EXTRACT TO READ
See here for more usage details.

add_columns(extra_schema_cols)[source]

Create a copy of the DataFrameSchema with extra columns.

Parameters:

extra_schema_cols (DataFrameSchema) – Additional columns of the format

Return type:

Self

Returns:

a new DataFrameSchema with the extra_schema_cols added.

Example:

To add columns to the schema, pass a dictionary with column name and Column instance key-value pairs.

>>> import pandera as pa
>>>
>>> example_schema = pa.DataFrameSchema(
...    {
...        "category": pa.Column(str),
...        "probability": pa.Column(float),
...    }
... )
>>> print(
...     example_schema.add_columns({"even_number": pa.Column(pa.Bool)})
... )
<Schema DataFrameSchema(
    columns={
        'category': <Schema Column(name=category, type=DataType(str))>
        'probability': <Schema Column(name=probability, type=DataType(float64))>
        'even_number': <Schema Column(name=even_number, type=DataType(bool))>
    },
    checks=[],
    parsers=[],
    coerce=False,
    dtype=None,
    index=None,
    strict=False,
    name=None,
    ordered=False,
    unique_column_names=False,
    metadata=None,
    add_missing_columns=False
)>

See also

remove_columns()

coerce_dtype(check_obj)[source]

Coerce object to the expected type.

YOUR TASK
From the add_columns documentation, quote word for word the stretch from "a new DataFrameSchema" through "instance key-value pairs.". The lines further down have no part in any of this.

PROVIDED DATA

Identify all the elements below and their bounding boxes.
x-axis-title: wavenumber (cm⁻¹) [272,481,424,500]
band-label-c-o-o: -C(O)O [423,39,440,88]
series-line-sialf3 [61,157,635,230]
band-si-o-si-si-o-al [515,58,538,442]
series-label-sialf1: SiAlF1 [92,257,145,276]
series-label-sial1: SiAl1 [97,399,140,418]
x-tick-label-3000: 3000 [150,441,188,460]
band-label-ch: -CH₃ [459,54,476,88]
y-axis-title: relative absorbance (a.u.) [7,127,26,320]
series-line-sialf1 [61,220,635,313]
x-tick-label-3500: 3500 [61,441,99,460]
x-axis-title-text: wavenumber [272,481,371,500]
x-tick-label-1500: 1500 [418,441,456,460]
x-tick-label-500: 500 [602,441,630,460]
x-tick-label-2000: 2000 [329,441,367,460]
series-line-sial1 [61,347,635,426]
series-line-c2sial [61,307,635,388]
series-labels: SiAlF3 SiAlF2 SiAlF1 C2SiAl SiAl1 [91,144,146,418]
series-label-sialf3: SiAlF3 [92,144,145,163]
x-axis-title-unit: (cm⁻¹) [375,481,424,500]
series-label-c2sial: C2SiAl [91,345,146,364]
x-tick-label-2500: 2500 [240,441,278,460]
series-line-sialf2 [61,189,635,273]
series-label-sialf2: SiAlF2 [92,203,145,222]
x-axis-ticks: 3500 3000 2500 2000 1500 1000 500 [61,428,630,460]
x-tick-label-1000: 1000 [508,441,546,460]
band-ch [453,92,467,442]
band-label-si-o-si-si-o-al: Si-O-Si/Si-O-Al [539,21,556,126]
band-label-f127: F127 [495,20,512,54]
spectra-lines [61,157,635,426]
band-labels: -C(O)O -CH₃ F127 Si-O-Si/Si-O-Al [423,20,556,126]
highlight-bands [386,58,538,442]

EXERCISE SOLUTION
a new DataFrameSchema with the extra_schema_cols added.

Example:

To add columns to the schema, pass a dictionary with column name and Column instance key-value pairs.